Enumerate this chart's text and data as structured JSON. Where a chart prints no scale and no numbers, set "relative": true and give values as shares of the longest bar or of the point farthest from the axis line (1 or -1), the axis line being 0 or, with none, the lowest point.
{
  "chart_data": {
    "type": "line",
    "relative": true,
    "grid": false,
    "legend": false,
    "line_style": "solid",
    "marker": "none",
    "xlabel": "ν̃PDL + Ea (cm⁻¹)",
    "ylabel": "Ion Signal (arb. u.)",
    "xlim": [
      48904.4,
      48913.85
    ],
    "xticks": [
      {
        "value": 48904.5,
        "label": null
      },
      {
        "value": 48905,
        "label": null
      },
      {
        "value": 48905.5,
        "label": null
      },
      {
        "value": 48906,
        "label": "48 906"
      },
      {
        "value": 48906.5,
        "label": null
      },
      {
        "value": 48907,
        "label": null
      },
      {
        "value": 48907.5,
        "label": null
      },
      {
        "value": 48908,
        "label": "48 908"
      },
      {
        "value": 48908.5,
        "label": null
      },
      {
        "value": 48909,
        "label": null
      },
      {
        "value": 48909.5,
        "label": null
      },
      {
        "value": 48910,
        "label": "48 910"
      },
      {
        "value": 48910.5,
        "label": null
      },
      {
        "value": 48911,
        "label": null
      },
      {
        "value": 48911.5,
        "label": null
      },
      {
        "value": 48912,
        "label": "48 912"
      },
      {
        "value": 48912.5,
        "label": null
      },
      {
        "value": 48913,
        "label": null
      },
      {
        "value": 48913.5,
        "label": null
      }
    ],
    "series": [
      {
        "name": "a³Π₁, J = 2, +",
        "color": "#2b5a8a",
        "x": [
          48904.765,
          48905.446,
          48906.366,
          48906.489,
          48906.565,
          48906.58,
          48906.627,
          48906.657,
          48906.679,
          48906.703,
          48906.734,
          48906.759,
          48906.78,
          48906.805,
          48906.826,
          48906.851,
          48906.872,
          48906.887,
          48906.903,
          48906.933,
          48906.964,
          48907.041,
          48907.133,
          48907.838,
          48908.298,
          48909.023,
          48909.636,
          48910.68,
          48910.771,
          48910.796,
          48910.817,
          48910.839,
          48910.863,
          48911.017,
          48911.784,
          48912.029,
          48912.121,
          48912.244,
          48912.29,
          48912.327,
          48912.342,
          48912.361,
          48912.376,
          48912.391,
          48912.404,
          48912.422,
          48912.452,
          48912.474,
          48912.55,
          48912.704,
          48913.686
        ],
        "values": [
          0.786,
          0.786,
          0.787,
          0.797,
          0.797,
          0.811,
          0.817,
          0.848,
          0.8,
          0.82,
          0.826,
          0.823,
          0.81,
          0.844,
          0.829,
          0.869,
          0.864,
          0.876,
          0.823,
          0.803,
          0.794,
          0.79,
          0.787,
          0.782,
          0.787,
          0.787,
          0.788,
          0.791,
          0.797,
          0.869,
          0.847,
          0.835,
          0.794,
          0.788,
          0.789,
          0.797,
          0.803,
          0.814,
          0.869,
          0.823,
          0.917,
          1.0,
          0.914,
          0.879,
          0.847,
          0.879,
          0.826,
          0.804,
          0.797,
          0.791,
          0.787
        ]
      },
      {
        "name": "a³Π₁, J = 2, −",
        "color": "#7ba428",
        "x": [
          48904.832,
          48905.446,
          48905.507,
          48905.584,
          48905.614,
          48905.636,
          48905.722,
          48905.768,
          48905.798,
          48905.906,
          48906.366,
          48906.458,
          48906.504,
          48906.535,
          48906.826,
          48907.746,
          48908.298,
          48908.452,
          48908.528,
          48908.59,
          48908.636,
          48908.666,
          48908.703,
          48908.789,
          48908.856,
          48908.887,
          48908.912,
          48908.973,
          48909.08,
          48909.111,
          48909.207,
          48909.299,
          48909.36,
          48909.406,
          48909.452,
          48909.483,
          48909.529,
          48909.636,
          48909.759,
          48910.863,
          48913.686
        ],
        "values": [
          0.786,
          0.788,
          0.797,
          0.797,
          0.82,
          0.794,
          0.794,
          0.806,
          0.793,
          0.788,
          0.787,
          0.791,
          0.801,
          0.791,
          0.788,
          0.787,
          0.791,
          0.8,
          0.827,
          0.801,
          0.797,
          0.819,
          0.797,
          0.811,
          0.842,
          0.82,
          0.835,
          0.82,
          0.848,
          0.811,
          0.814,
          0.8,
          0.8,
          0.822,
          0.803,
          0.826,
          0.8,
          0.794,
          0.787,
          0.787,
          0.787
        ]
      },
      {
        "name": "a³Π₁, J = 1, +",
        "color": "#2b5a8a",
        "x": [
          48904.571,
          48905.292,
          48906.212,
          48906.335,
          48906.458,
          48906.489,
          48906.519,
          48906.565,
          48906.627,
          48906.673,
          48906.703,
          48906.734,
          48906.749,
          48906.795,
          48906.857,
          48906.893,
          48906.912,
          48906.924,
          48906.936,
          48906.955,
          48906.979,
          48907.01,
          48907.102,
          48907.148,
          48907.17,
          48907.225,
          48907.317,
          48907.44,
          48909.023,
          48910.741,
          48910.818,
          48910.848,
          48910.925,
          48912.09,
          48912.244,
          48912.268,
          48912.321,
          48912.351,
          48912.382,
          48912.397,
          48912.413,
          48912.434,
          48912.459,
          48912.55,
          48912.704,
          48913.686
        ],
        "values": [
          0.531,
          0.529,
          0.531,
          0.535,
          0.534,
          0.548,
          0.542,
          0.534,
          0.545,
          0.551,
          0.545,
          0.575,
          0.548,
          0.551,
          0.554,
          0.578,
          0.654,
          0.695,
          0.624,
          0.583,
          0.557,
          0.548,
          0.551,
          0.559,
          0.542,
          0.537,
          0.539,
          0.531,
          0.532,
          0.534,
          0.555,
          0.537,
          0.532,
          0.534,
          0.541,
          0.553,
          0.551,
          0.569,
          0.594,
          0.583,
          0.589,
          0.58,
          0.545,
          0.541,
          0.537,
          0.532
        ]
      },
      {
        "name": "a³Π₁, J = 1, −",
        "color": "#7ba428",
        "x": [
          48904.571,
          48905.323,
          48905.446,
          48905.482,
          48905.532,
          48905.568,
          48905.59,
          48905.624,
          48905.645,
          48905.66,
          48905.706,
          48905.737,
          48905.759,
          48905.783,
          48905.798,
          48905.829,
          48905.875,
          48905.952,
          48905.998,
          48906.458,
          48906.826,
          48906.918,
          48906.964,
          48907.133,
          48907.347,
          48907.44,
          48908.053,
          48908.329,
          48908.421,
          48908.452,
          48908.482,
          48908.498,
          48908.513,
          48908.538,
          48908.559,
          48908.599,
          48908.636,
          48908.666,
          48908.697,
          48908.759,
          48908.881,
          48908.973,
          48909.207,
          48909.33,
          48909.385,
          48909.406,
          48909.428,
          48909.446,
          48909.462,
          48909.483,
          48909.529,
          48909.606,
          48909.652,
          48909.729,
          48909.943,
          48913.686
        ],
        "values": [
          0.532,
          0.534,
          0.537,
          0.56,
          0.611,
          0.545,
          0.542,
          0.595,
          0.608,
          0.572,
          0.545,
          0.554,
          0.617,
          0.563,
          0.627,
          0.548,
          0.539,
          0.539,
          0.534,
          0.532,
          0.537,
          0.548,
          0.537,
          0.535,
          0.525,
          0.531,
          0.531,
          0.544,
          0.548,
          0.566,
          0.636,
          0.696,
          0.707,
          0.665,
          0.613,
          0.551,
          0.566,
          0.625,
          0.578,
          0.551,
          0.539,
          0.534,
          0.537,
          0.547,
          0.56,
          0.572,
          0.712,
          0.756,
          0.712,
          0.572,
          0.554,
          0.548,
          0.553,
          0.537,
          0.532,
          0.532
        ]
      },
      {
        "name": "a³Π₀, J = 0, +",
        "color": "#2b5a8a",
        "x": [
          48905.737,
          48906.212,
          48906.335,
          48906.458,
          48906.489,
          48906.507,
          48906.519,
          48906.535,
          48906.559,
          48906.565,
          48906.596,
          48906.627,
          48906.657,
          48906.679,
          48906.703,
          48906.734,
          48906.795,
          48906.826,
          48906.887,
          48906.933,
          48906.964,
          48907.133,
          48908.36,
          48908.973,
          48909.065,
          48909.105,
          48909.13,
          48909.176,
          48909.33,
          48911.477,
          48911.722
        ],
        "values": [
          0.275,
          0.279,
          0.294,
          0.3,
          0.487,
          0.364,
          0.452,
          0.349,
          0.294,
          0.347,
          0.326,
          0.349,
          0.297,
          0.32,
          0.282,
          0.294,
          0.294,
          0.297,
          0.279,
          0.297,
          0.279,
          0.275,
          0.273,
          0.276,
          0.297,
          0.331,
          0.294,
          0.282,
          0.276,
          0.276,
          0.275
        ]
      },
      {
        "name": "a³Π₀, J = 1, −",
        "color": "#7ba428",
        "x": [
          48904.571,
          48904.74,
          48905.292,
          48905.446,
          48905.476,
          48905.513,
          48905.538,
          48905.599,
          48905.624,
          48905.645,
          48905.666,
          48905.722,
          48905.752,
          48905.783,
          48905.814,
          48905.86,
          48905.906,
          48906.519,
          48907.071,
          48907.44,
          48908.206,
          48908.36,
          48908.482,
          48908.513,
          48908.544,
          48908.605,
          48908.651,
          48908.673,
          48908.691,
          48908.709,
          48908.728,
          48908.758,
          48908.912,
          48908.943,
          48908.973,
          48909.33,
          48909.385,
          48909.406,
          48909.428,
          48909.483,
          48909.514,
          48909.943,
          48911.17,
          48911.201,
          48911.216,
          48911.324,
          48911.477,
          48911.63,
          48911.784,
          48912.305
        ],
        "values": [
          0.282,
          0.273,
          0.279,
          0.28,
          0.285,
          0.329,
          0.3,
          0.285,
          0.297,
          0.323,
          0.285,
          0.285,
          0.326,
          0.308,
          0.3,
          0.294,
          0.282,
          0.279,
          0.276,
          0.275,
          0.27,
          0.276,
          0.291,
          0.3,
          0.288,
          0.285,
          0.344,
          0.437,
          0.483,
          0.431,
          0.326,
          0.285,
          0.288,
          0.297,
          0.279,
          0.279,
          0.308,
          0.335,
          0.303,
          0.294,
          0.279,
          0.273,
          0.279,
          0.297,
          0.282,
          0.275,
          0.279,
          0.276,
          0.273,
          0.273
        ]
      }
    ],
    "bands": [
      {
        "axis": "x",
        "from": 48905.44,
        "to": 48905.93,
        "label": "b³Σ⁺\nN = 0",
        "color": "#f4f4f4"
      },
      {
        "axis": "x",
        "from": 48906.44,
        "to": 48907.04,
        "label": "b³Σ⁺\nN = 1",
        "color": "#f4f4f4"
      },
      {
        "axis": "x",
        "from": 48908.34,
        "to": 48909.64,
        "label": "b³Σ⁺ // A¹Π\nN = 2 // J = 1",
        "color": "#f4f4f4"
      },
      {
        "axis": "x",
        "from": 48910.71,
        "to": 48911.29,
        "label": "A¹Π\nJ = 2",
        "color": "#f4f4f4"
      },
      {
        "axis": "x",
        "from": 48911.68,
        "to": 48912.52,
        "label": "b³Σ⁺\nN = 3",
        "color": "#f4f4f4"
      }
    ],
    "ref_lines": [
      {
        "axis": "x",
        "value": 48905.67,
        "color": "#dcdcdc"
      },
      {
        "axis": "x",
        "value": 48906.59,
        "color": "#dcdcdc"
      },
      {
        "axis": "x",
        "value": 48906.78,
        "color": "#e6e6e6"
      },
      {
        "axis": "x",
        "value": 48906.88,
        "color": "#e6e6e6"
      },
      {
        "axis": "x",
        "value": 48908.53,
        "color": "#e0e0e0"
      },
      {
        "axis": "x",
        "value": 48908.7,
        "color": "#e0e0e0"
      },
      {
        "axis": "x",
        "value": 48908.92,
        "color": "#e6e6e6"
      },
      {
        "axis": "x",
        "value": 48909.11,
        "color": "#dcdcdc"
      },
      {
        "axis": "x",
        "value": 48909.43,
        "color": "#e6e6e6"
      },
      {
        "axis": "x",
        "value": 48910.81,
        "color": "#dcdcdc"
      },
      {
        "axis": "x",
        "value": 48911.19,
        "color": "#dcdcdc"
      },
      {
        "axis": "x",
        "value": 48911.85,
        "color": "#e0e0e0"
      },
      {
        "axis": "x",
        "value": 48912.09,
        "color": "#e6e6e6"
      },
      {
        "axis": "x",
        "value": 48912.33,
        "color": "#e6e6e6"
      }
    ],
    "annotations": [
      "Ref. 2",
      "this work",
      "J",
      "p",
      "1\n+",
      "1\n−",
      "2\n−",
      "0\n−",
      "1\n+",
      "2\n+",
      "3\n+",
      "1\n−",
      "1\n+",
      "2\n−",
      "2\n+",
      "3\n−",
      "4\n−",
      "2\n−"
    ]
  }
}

——————

Look through the data and show every line containing "name".

        "name": "a³Π₁, J = 2, +",
        "name": "a³Π₁, J = 2, −",
        "name": "a³Π₁, J = 1, +",
        "name": "a³Π₁, J = 1, −",
        "name": "a³Π₀, J = 0, +",
        "name": "a³Π₀, J = 1, −",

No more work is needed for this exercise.